- Problem to work on
Compile every line that includes the word "टलमध".

- Record set

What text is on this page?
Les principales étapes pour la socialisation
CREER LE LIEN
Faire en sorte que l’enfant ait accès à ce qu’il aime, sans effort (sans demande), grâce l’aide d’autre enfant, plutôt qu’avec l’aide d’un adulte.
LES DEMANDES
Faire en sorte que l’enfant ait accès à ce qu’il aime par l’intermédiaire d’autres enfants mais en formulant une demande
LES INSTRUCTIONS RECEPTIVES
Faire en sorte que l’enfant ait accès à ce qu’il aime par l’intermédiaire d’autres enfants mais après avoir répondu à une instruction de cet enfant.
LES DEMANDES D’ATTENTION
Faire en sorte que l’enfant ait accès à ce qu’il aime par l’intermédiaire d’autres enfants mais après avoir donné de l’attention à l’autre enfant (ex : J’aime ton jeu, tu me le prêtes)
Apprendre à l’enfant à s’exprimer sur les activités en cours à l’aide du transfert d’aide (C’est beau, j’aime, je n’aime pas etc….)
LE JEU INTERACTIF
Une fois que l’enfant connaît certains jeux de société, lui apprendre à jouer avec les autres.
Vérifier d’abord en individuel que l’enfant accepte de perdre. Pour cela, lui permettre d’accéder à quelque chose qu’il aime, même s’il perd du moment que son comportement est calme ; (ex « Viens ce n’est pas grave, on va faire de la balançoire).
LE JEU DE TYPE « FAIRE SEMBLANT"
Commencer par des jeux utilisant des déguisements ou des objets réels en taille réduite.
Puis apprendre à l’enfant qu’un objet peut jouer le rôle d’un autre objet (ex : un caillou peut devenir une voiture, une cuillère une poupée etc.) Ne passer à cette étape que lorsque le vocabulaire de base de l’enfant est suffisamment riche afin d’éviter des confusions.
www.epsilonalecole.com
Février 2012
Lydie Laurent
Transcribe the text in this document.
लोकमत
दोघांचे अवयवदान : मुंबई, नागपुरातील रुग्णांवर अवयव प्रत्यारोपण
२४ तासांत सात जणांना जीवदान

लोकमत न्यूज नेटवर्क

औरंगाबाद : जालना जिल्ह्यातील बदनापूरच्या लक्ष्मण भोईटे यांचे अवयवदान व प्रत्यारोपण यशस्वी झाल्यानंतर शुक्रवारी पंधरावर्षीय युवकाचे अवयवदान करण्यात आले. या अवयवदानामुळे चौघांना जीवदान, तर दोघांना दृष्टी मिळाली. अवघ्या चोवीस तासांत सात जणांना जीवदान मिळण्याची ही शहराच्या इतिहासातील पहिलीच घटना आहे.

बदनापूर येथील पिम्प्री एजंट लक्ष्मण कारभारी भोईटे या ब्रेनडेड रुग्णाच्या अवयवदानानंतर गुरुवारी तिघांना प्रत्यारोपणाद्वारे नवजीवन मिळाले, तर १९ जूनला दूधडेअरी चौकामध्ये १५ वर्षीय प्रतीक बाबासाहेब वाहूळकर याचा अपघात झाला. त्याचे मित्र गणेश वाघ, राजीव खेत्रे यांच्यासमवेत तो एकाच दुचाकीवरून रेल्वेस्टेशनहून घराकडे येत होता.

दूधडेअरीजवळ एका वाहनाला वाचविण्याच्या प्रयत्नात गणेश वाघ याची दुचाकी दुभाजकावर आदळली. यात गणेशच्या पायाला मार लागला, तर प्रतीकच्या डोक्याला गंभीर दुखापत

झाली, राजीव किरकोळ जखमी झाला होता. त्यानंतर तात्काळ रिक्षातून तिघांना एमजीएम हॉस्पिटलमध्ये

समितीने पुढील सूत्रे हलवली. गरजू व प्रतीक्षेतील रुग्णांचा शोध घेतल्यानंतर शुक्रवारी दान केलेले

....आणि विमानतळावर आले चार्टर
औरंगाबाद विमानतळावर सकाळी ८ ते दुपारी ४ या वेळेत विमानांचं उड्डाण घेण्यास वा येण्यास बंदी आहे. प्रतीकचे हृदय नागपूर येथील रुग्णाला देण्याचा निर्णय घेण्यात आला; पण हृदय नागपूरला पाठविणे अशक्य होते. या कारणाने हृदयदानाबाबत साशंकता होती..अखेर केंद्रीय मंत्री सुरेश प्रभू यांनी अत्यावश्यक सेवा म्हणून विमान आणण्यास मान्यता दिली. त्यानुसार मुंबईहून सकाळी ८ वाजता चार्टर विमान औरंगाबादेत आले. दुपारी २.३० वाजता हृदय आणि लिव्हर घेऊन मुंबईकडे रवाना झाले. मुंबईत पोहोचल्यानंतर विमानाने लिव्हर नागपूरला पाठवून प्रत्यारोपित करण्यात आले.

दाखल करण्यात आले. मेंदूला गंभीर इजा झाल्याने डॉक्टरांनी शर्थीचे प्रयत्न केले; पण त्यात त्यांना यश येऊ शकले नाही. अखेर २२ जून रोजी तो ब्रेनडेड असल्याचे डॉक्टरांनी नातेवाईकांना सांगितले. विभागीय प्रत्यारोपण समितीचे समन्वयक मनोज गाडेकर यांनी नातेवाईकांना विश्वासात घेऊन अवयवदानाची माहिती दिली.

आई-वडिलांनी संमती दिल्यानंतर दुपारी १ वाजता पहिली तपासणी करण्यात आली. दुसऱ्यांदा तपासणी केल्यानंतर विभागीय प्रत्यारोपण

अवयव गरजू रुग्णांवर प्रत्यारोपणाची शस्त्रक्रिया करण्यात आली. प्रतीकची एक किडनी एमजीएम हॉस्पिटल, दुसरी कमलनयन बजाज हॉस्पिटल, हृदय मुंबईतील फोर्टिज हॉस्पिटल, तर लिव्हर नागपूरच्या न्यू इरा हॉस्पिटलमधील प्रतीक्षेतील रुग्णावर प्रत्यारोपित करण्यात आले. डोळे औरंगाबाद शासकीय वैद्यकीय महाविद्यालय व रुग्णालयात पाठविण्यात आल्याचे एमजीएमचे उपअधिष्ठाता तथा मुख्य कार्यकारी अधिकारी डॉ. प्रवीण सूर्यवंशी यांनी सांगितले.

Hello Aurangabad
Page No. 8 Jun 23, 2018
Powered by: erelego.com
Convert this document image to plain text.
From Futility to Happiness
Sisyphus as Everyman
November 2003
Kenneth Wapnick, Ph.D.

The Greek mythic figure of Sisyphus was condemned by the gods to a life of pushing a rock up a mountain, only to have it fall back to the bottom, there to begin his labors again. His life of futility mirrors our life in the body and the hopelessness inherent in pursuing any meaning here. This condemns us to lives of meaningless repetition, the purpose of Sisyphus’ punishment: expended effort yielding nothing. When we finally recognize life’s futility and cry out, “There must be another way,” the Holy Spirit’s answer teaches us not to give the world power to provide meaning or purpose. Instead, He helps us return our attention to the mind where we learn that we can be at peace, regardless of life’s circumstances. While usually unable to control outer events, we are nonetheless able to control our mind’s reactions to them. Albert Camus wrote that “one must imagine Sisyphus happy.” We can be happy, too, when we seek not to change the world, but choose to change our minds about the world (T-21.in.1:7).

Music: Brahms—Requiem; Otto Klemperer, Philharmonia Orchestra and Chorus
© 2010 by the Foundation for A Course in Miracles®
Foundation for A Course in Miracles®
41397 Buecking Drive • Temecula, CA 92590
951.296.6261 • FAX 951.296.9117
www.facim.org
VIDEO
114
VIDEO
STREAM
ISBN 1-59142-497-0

- Completed exercise
झाली, राजीव किरकोळ जखमी झाला होता. त्यानंतर तात्काळ रिक्षातून तिघांना एमजीएम हॉस्पिटलमध्ये
अवयव गरजू रुग्णांवर प्रत्यारोपणाची शस्त्रक्रिया करण्यात आली. प्रतीकची एक किडनी एमजीएम हॉस्पिटल, दुसरी कमलनयन बजाज हॉस्पिटल, हृदय मुंबईतील फोर्टिज हॉस्पिटल, तर लिव्हर नागपूरच्या न्यू इरा हॉस्पिटलमधील प्रतीक्षेतील रुग्णावर प्रत्यारोपित करण्यात आले. डोळे औरंगाबाद शासकीय वैद्यकीय महाविद्यालय व रुग्णालयात पाठविण्यात आल्याचे एमजीएमचे उपअधिष्ठाता तथा मुख्य कार्यकारी अधिकारी डॉ. प्रवीण सूर्यवंशी यांनी सांगितले.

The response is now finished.